- **GOAL OF THE EXERCISE**
Omit the pictures, please, and give each record below again exactly.

★ ★ ★ ★ ★

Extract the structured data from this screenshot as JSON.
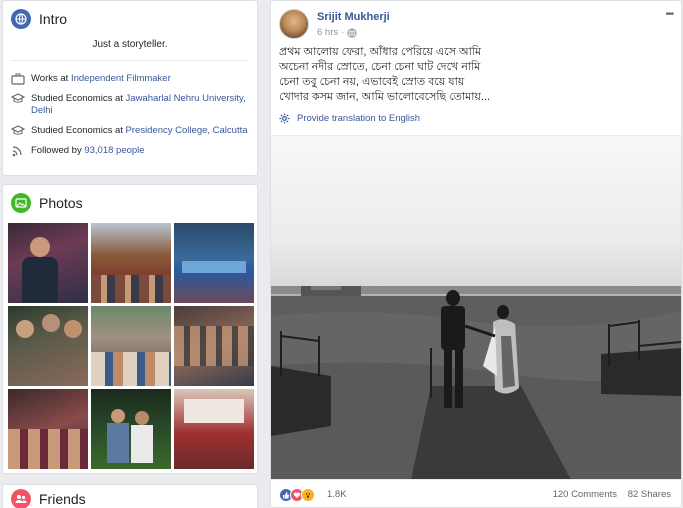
{
  "intro": {
    "title": "Intro",
    "tagline": "Just a storyteller.",
    "work": {
      "prefix": "Works at ",
      "place": "Independent Filmmaker"
    },
    "study1": {
      "prefix": "Studied Economics at ",
      "place": "Jawaharlal Nehru University, Delhi"
    },
    "study2": {
      "prefix": "Studied Economics at ",
      "place": "Presidency College, Calcutta"
    },
    "followers": {
      "prefix": "Followed by ",
      "count": "93,018 people"
    }
  },
  "photos": {
    "title": "Photos"
  },
  "friends": {
    "title": "Friends"
  },
  "post": {
    "author": "Srijit Mukherji",
    "time": "6 hrs",
    "more_label": "•••",
    "lines": [
      "প্রথম আলোয় ফেরা, আঁধার পেরিয়ে এসে আমি",
      "অচেনা নদীর স্রোতে, চেনা চেনা ঘাট দেখে নামি",
      "চেনা তবু চেনা নয়, এভাবেই স্রোত বয়ে যায়",
      "খোদার কসম জান, আমি ভালোবেসেছি তোমায়..."
    ],
    "translate_label": "Provide translation to English",
    "reactions_count": "1.8K",
    "comments": "120 Comments",
    "shares": "82 Shares"
  },
  "colors": {
    "accent": "#385898",
    "intro_icon": "#4267b2",
    "photos_icon": "#42b72a",
    "friends_icon": "#f35369"
  },
  "icons": {
    "intro": "globe-icon",
    "work": "briefcase-icon",
    "study": "graduation-cap-icon",
    "followers": "rss-icon",
    "privacy": "globe-small-icon",
    "translate": "gear-icon"
  }
}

★ ★ ★ ★ ★

- **TASK ANSWER**
Extract the structured data from this screenshot as JSON.
{
  "intro": {
    "title": "Intro",
    "tagline": "Just a storyteller.",
    "work": {
      "prefix": "Works at ",
      "place": "Independent Filmmaker"
    },
    "study1": {
      "prefix": "Studied Economics at ",
      "place": "Jawaharlal Nehru University, Delhi"
    },
    "study2": {
      "prefix": "Studied Economics at ",
      "place": "Presidency College, Calcutta"
    },
    "followers": {
      "prefix": "Followed by ",
      "count": "93,018 people"
    }
  },
  "photos": {
    "title": "Photos"
  },
  "friends": {
    "title": "Friends"
  },
  "post": {
    "author": "Srijit Mukherji",
    "time": "6 hrs",
    "more_label": "•••",
    "lines": [
      "প্রথম আলোয় ফেরা, আঁধার পেরিয়ে এসে আমি",
      "অচেনা নদীর স্রোতে, চেনা চেনা ঘাট দেখে নামি",
      "চেনা তবু চেনা নয়, এভাবেই স্রোত বয়ে যায়",
      "খোদার কসম জান, আমি ভালোবেসেছি তোমায়..."
    ],
    "translate_label": "Provide translation to English",
    "reactions_count": "1.8K",
    "comments": "120 Comments",
    "shares": "82 Shares"
  },
  "colors": {
    "accent": "#385898",
    "intro_icon": "#4267b2",
    "photos_icon": "#42b72a",
    "friends_icon": "#f35369"
  },
  "icons": {
    "intro": "globe-icon",
    "work": "briefcase-icon",
    "study": "graduation-cap-icon",
    "followers": "rss-icon",
    "privacy": "globe-small-icon",
    "translate": "gear-icon"
  }
}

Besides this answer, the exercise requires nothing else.